--- Start SUPPLIED MATERIAL ---

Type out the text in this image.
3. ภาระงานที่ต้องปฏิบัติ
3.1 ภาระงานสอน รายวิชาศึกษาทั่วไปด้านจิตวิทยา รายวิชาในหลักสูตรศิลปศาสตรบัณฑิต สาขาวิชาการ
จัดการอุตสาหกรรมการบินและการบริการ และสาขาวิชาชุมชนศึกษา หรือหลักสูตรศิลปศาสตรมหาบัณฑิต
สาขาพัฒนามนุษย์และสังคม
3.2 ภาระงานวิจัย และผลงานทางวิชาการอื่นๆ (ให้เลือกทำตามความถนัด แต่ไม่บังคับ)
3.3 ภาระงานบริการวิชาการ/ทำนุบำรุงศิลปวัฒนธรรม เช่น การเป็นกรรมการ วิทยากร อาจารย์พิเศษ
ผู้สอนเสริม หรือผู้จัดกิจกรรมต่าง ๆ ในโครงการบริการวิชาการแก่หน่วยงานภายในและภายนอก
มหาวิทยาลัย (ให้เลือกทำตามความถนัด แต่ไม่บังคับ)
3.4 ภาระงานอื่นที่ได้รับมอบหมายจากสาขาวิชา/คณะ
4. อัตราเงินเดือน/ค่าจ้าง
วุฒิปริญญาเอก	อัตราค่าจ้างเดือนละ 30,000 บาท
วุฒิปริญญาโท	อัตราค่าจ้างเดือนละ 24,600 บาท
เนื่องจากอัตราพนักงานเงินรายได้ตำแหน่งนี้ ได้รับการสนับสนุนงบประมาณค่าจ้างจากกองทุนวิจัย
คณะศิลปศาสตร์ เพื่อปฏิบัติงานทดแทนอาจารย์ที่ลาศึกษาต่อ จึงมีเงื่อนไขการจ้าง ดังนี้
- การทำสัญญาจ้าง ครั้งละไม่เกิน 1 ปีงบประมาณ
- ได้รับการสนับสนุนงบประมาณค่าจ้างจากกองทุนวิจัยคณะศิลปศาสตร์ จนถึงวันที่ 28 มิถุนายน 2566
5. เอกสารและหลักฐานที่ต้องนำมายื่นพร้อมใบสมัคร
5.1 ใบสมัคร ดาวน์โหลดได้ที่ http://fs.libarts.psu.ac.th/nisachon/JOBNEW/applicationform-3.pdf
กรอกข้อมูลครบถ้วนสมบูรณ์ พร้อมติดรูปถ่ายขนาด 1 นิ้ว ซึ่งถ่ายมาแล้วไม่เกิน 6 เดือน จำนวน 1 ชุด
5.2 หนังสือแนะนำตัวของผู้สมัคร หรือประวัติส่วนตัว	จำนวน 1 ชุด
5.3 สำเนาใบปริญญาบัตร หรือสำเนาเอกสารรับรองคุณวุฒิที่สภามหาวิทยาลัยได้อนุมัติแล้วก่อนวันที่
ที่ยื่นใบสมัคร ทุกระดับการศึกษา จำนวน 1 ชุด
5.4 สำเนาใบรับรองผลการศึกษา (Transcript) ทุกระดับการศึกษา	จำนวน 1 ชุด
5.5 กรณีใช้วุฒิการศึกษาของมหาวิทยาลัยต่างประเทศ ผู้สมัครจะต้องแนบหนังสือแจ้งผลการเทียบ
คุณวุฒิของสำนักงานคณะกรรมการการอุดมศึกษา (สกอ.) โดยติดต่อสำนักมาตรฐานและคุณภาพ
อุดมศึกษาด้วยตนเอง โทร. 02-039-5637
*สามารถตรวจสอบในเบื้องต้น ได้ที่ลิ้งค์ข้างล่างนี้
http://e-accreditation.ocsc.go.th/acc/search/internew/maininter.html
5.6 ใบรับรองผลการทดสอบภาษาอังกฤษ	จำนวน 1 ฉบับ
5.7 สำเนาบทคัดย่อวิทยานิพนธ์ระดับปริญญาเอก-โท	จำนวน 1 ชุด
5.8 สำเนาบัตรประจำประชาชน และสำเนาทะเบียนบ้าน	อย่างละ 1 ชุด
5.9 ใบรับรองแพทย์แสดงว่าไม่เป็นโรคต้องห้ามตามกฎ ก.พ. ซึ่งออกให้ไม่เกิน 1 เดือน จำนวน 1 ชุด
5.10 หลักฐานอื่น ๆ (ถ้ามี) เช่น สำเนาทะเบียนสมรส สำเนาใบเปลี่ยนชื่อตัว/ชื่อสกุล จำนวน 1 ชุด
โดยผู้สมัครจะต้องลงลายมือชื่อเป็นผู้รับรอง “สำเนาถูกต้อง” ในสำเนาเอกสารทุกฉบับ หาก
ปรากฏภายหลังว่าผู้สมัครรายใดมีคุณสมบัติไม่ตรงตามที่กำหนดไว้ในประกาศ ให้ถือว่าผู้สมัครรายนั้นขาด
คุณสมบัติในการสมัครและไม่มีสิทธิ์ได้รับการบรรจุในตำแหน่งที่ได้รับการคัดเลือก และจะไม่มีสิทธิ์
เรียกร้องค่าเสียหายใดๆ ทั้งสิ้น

--- End SUPPLIED MATERIAL ---

TASK TO CARRY OUT ->
Copy down the whole of the data above, matching it exactly.

ANSWER BELOW ->
Type out the text in this image.
3. ภาระงานที่ต้องปฏิบัติ
3.1 ภาระงานสอน รายวิชาศึกษาทั่วไปด้านจิตวิทยา รายวิชาในหลักสูตรศิลปศาสตรบัณฑิต สาขาวิชาการ
จัดการอุตสาหกรรมการบินและการบริการ และสาขาวิชาชุมชนศึกษา หรือหลักสูตรศิลปศาสตรมหาบัณฑิต
สาขาพัฒนามนุษย์และสังคม
3.2 ภาระงานวิจัย และผลงานทางวิชาการอื่นๆ (ให้เลือกทำตามความถนัด แต่ไม่บังคับ)
3.3 ภาระงานบริการวิชาการ/ทำนุบำรุงศิลปวัฒนธรรม เช่น การเป็นกรรมการ วิทยากร อาจารย์พิเศษ
ผู้สอนเสริม หรือผู้จัดกิจกรรมต่าง ๆ ในโครงการบริการวิชาการแก่หน่วยงานภายในและภายนอก
มหาวิทยาลัย (ให้เลือกทำตามความถนัด แต่ไม่บังคับ)
3.4 ภาระงานอื่นที่ได้รับมอบหมายจากสาขาวิชา/คณะ
4. อัตราเงินเดือน/ค่าจ้าง
วุฒิปริญญาเอก	อัตราค่าจ้างเดือนละ 30,000 บาท
วุฒิปริญญาโท	อัตราค่าจ้างเดือนละ 24,600 บาท
เนื่องจากอัตราพนักงานเงินรายได้ตำแหน่งนี้ ได้รับการสนับสนุนงบประมาณค่าจ้างจากกองทุนวิจัย
คณะศิลปศาสตร์ เพื่อปฏิบัติงานทดแทนอาจารย์ที่ลาศึกษาต่อ จึงมีเงื่อนไขการจ้าง ดังนี้
- การทำสัญญาจ้าง ครั้งละไม่เกิน 1 ปีงบประมาณ
- ได้รับการสนับสนุนงบประมาณค่าจ้างจากกองทุนวิจัยคณะศิลปศาสตร์ จนถึงวันที่ 28 มิถุนายน 2566
5. เอกสารและหลักฐานที่ต้องนำมายื่นพร้อมใบสมัคร
5.1 ใบสมัคร ดาวน์โหลดได้ที่ http://fs.libarts.psu.ac.th/nisachon/JOBNEW/applicationform-3.pdf
กรอกข้อมูลครบถ้วนสมบูรณ์ พร้อมติดรูปถ่ายขนาด 1 นิ้ว ซึ่งถ่ายมาแล้วไม่เกิน 6 เดือน จำนวน 1 ชุด
5.2 หนังสือแนะนำตัวของผู้สมัคร หรือประวัติส่วนตัว	จำนวน 1 ชุด
5.3 สำเนาใบปริญญาบัตร หรือสำเนาเอกสารรับรองคุณวุฒิที่สภามหาวิทยาลัยได้อนุมัติแล้วก่อนวันที่
ที่ยื่นใบสมัคร ทุกระดับการศึกษา จำนวน 1 ชุด
5.4 สำเนาใบรับรองผลการศึกษา (Transcript) ทุกระดับการศึกษา	จำนวน 1 ชุด
5.5 กรณีใช้วุฒิการศึกษาของมหาวิทยาลัยต่างประเทศ ผู้สมัครจะต้องแนบหนังสือแจ้งผลการเทียบ
คุณวุฒิของสำนักงานคณะกรรมการการอุดมศึกษา (สกอ.) โดยติดต่อสำนักมาตรฐานและคุณภาพ
อุดมศึกษาด้วยตนเอง โทร. 02-039-5637
*สามารถตรวจสอบในเบื้องต้น ได้ที่ลิ้งค์ข้างล่างนี้
http://e-accreditation.ocsc.go.th/acc/search/internew/maininter.html
5.6 ใบรับรองผลการทดสอบภาษาอังกฤษ	จำนวน 1 ฉบับ
5.7 สำเนาบทคัดย่อวิทยานิพนธ์ระดับปริญญาเอก-โท	จำนวน 1 ชุด
5.8 สำเนาบัตรประจำประชาชน และสำเนาทะเบียนบ้าน	อย่างละ 1 ชุด
5.9 ใบรับรองแพทย์แสดงว่าไม่เป็นโรคต้องห้ามตามกฎ ก.พ. ซึ่งออกให้ไม่เกิน 1 เดือน จำนวน 1 ชุด
5.10 หลักฐานอื่น ๆ (ถ้ามี) เช่น สำเนาทะเบียนสมรส สำเนาใบเปลี่ยนชื่อตัว/ชื่อสกุล จำนวน 1 ชุด
โดยผู้สมัครจะต้องลงลายมือชื่อเป็นผู้รับรอง “สำเนาถูกต้อง” ในสำเนาเอกสารทุกฉบับ หาก
ปรากฏภายหลังว่าผู้สมัครรายใดมีคุณสมบัติไม่ตรงตามที่กำหนดไว้ในประกาศ ให้ถือว่าผู้สมัครรายนั้นขาด
คุณสมบัติในการสมัครและไม่มีสิทธิ์ได้รับการบรรจุในตำแหน่งที่ได้รับการคัดเลือก และจะไม่มีสิทธิ์
เรียกร้องค่าเสียหายใดๆ ทั้งสิ้น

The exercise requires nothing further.